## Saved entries
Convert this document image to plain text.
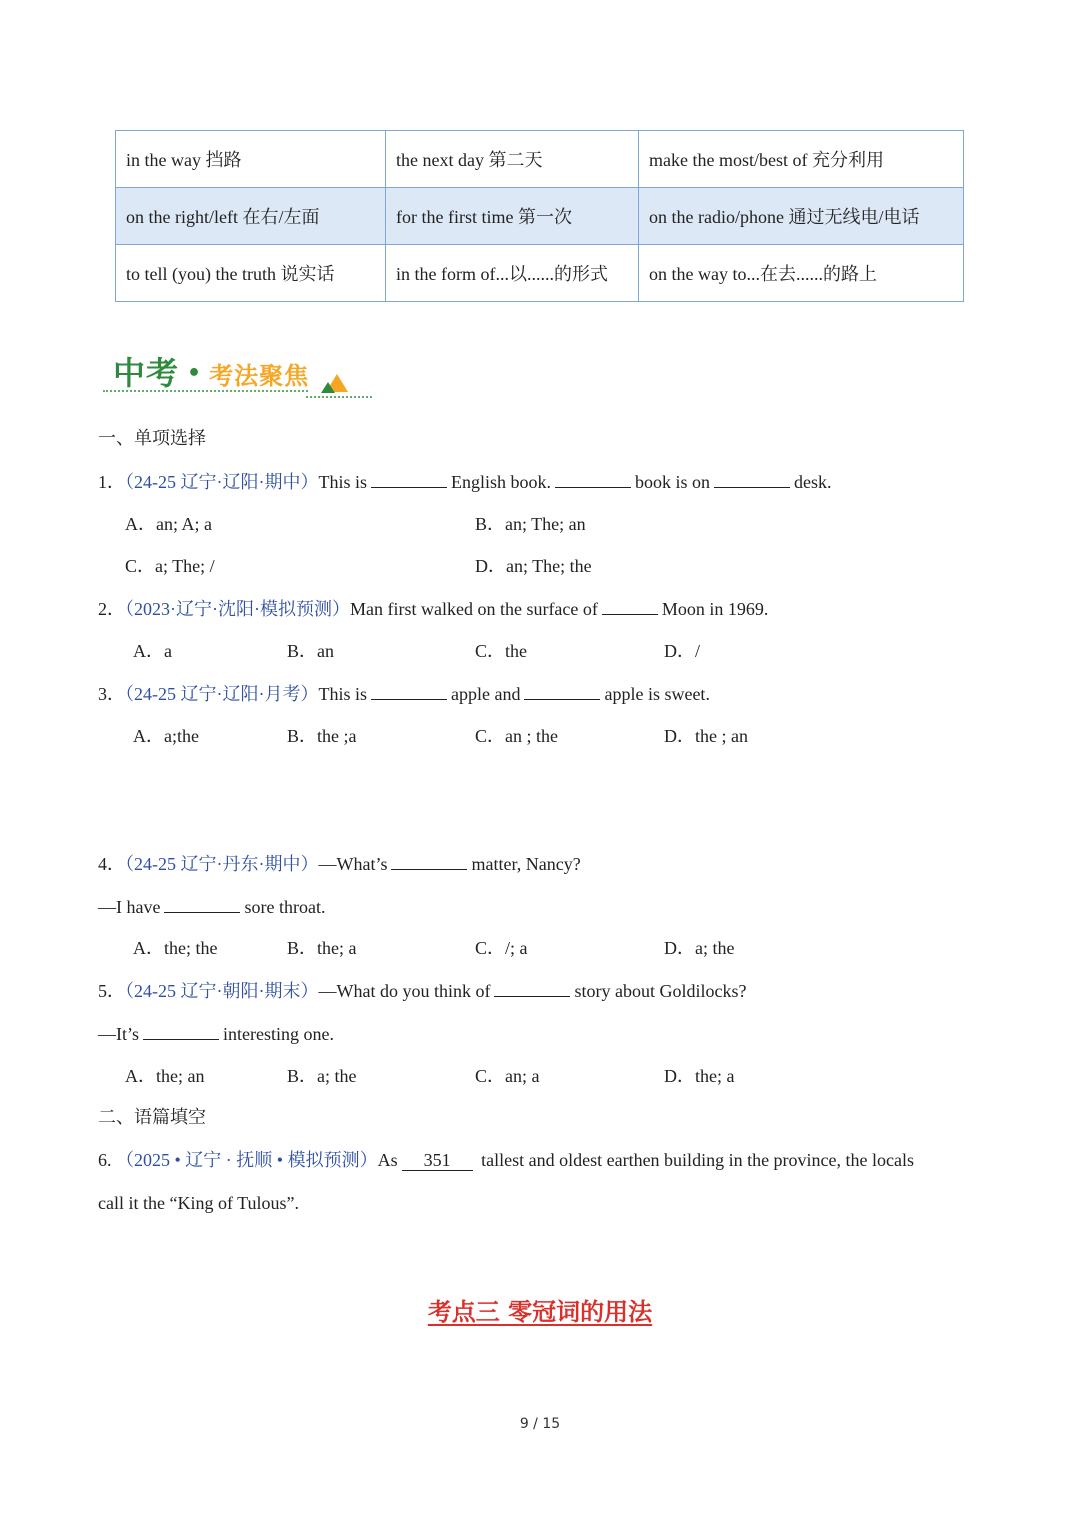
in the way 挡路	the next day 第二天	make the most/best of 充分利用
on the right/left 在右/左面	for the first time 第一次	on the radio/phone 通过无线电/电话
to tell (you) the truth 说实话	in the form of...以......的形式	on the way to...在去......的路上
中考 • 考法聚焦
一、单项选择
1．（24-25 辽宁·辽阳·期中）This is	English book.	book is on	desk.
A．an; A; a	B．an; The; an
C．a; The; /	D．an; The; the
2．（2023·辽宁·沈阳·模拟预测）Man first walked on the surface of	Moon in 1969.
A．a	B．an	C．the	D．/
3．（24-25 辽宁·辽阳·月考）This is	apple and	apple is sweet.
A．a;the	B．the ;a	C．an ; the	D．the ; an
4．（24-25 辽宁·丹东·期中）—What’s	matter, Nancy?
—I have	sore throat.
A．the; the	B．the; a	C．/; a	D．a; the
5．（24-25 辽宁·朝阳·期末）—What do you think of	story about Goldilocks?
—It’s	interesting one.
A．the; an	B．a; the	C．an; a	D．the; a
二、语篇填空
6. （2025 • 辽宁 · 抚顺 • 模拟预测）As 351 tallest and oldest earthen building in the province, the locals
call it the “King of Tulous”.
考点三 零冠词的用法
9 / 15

...

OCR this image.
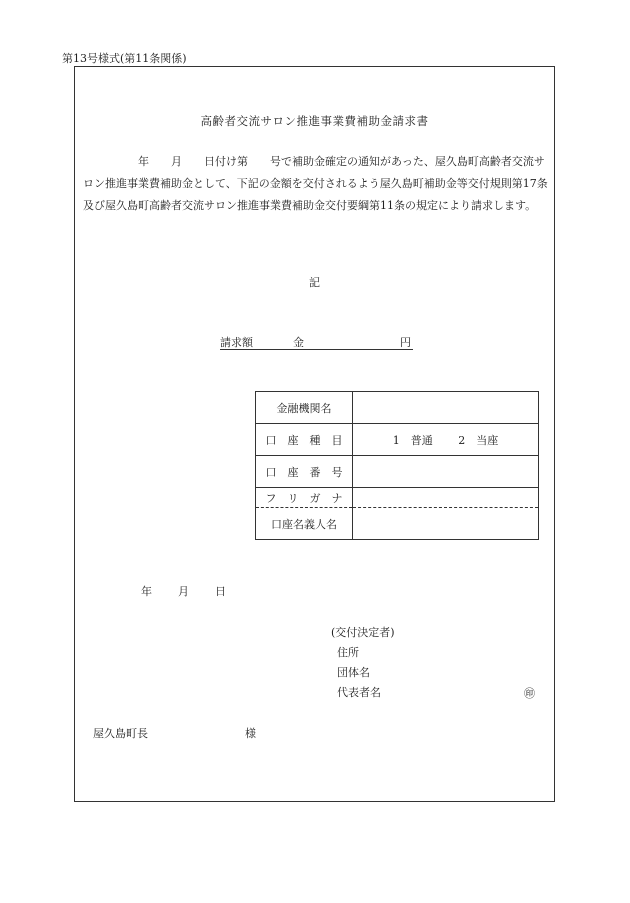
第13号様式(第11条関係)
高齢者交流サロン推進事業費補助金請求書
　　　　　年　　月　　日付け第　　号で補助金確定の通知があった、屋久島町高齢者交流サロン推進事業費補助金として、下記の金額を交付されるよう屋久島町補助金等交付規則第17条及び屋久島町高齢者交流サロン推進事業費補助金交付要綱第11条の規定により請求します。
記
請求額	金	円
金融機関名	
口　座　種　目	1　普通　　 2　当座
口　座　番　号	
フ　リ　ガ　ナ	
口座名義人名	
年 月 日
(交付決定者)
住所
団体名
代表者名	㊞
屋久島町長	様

## Set exercise
Lines containing the string "模拟预测" should be counted; reply with their number and nothing more.

## Full solution
2